◆ **THE EXERCISE**
Copy every record below, exactly as written.

◆ **INFORMATION SHOWN**
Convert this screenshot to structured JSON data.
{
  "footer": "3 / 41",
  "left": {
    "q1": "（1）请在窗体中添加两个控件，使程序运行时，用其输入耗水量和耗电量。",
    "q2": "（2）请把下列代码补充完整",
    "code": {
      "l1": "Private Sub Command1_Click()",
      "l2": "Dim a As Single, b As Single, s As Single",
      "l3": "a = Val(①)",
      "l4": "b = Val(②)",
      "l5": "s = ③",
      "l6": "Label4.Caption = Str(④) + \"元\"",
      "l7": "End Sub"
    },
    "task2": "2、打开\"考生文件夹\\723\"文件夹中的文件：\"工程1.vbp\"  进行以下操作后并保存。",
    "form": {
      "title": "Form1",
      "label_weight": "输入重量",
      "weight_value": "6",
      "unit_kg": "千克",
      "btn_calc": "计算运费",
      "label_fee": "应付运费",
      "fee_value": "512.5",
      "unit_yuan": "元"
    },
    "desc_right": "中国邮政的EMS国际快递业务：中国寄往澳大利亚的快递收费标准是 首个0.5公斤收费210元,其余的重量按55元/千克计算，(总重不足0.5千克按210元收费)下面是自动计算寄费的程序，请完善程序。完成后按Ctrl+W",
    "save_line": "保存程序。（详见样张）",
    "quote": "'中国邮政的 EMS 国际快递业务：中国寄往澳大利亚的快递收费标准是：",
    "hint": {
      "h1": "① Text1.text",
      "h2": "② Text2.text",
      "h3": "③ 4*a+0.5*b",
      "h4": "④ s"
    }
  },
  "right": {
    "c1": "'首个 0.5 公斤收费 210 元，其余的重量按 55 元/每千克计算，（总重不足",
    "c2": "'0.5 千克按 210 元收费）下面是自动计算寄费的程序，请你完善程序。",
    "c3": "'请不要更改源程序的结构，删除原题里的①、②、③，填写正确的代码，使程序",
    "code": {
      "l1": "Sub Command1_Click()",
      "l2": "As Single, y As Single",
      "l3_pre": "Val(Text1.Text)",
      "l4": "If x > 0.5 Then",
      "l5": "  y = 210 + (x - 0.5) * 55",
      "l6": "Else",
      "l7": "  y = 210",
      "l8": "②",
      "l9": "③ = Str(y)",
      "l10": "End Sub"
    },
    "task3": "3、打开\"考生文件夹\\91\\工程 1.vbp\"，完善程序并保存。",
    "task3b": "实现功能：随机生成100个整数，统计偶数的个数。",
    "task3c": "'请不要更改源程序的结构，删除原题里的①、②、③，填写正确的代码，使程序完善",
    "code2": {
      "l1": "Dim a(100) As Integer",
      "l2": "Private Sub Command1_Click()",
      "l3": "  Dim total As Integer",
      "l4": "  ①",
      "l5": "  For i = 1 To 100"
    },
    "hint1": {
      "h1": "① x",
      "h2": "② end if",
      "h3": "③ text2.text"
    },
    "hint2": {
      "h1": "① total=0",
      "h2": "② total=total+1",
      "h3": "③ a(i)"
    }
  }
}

◆ **OUTPUT**
Convert this screenshot to structured JSON data.
{
  "footer": "3 / 41",
  "left": {
    "q1": "（1）请在窗体中添加两个控件，使程序运行时，用其输入耗水量和耗电量。",
    "q2": "（2）请把下列代码补充完整",
    "code": {
      "l1": "Private Sub Command1_Click()",
      "l2": "Dim a As Single, b As Single, s As Single",
      "l3": "a = Val(①)",
      "l4": "b = Val(②)",
      "l5": "s = ③",
      "l6": "Label4.Caption = Str(④) + \"元\"",
      "l7": "End Sub"
    },
    "task2": "2、打开\"考生文件夹\\723\"文件夹中的文件：\"工程1.vbp\"  进行以下操作后并保存。",
    "form": {
      "title": "Form1",
      "label_weight": "输入重量",
      "weight_value": "6",
      "unit_kg": "千克",
      "btn_calc": "计算运费",
      "label_fee": "应付运费",
      "fee_value": "512.5",
      "unit_yuan": "元"
    },
    "desc_right": "中国邮政的EMS国际快递业务：中国寄往澳大利亚的快递收费标准是 首个0.5公斤收费210元,其余的重量按55元/千克计算，(总重不足0.5千克按210元收费)下面是自动计算寄费的程序，请完善程序。完成后按Ctrl+W",
    "save_line": "保存程序。（详见样张）",
    "quote": "'中国邮政的 EMS 国际快递业务：中国寄往澳大利亚的快递收费标准是：",
    "hint": {
      "h1": "① Text1.text",
      "h2": "② Text2.text",
      "h3": "③ 4*a+0.5*b",
      "h4": "④ s"
    }
  },
  "right": {
    "c1": "'首个 0.5 公斤收费 210 元，其余的重量按 55 元/每千克计算，（总重不足",
    "c2": "'0.5 千克按 210 元收费）下面是自动计算寄费的程序，请你完善程序。",
    "c3": "'请不要更改源程序的结构，删除原题里的①、②、③，填写正确的代码，使程序",
    "code": {
      "l1": "Sub Command1_Click()",
      "l2": "As Single, y As Single",
      "l3_pre": "Val(Text1.Text)",
      "l4": "If x > 0.5 Then",
      "l5": "  y = 210 + (x - 0.5) * 55",
      "l6": "Else",
      "l7": "  y = 210",
      "l8": "②",
      "l9": "③ = Str(y)",
      "l10": "End Sub"
    },
    "task3": "3、打开\"考生文件夹\\91\\工程 1.vbp\"，完善程序并保存。",
    "task3b": "实现功能：随机生成100个整数，统计偶数的个数。",
    "task3c": "'请不要更改源程序的结构，删除原题里的①、②、③，填写正确的代码，使程序完善",
    "code2": {
      "l1": "Dim a(100) As Integer",
      "l2": "Private Sub Command1_Click()",
      "l3": "  Dim total As Integer",
      "l4": "  ①",
      "l5": "  For i = 1 To 100"
    },
    "hint1": {
      "h1": "① x",
      "h2": "② end if",
      "h3": "③ text2.text"
    },
    "hint2": {
      "h1": "① total=0",
      "h2": "② total=total+1",
      "h3": "③ a(i)"
    }
  }
}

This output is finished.